#### EXTRACTED DATA ####

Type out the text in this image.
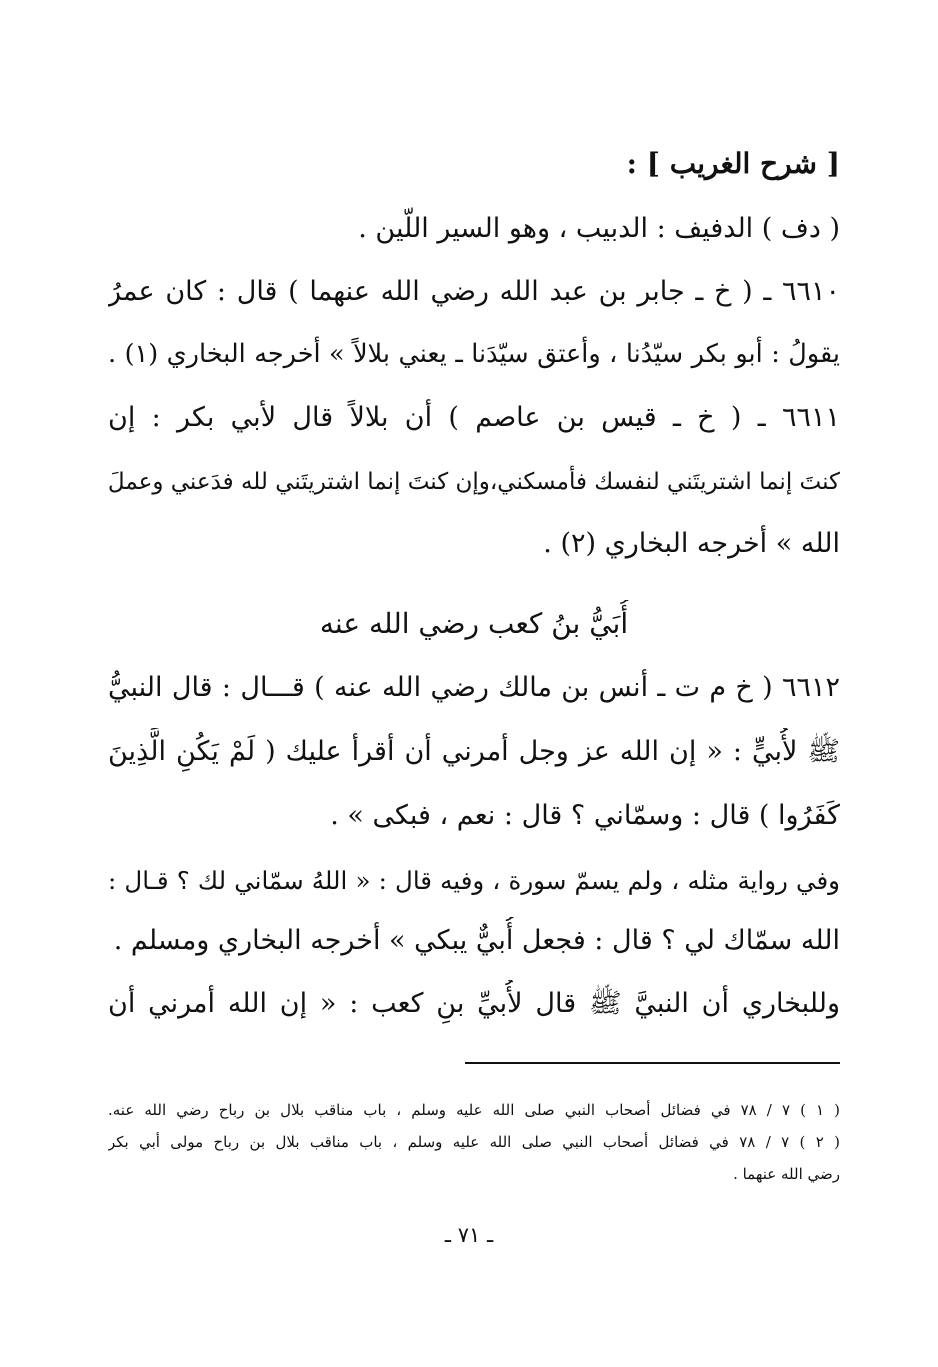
[ شرح الغريب ] :
( دف ) الدفيف : الدبيب ، وهو السير اللّين .
٦٦١٠ ـ ( خ ـ جابر بن عبد الله رضي الله عنهما ) قال : كان عمرُ
يقولُ : أبو بكر سيّدُنا ، وأعتق سيّدَنا ـ يعني بلالاً » أخرجه البخاري (١) .
٦٦١١ ـ ( خ ـ قيس بن عاصم ) أن بلالاً قال لأبي بكر : إن
كنتَ إنما اشتريتَني لنفسك فأمسكني،وإن كنتَ إنما اشتريتَني لله فدَعني وعملَ
الله » أخرجه البخاري (٢) .
أُبَيُّ بنُ كعب رضي الله عنه
٦٦١٢ ( خ م ت ـ أنس بن مالك رضي الله عنه ) قـــال : قال النبيُّ
ﷺ لأُبيٍّ : « إن الله عز وجل أمرني أن أقرأ عليك ( لَمْ يَكُنِ الَّذِينَ
كَفَرُوا ) قال : وسمّاني ؟ قال : نعم ، فبكى » .
وفي رواية مثله ، ولم يسمّ سورة ، وفيه قال : « اللهُ سمّاني لك ؟ قـال :
الله سمّاك لي ؟ قال : فجعل أُبيٌّ يبكي » أخرجه البخاري ومسلم .
وللبخاري أن النبيَّ ﷺ قال لأُبيِّ بنِ كعب : « إن الله أمرني أن
( ١ ) ٧ / ٧٨ في فضائل أصحاب النبي صلى الله عليه وسلم ، باب مناقب بلال بن رباح رضي الله عنه.
( ٢ ) ٧ / ٧٨ في فضائل أصحاب النبي صلى الله عليه وسلم ، باب مناقب بلال بن رباح مولى أبي بكر
رضي الله عنهما .
ـ ٧١ ـ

####

AIM >>
Check each line of the records above for "النبي", and copy those that have it.

SOLUTION FOR THIS EXERCISE >>
٦٦١٢ ( خ م ت ـ أنس بن مالك رضي الله عنه ) قـــال : قال النبيُّ
وللبخاري أن النبيَّ ﷺ قال لأُبيِّ بنِ كعب : « إن الله أمرني أن
( ١ ) ٧ / ٧٨ في فضائل أصحاب النبي صلى الله عليه وسلم ، باب مناقب بلال بن رباح رضي الله عنه.
( ٢ ) ٧ / ٧٨ في فضائل أصحاب النبي صلى الله عليه وسلم ، باب مناقب بلال بن رباح مولى أبي بكر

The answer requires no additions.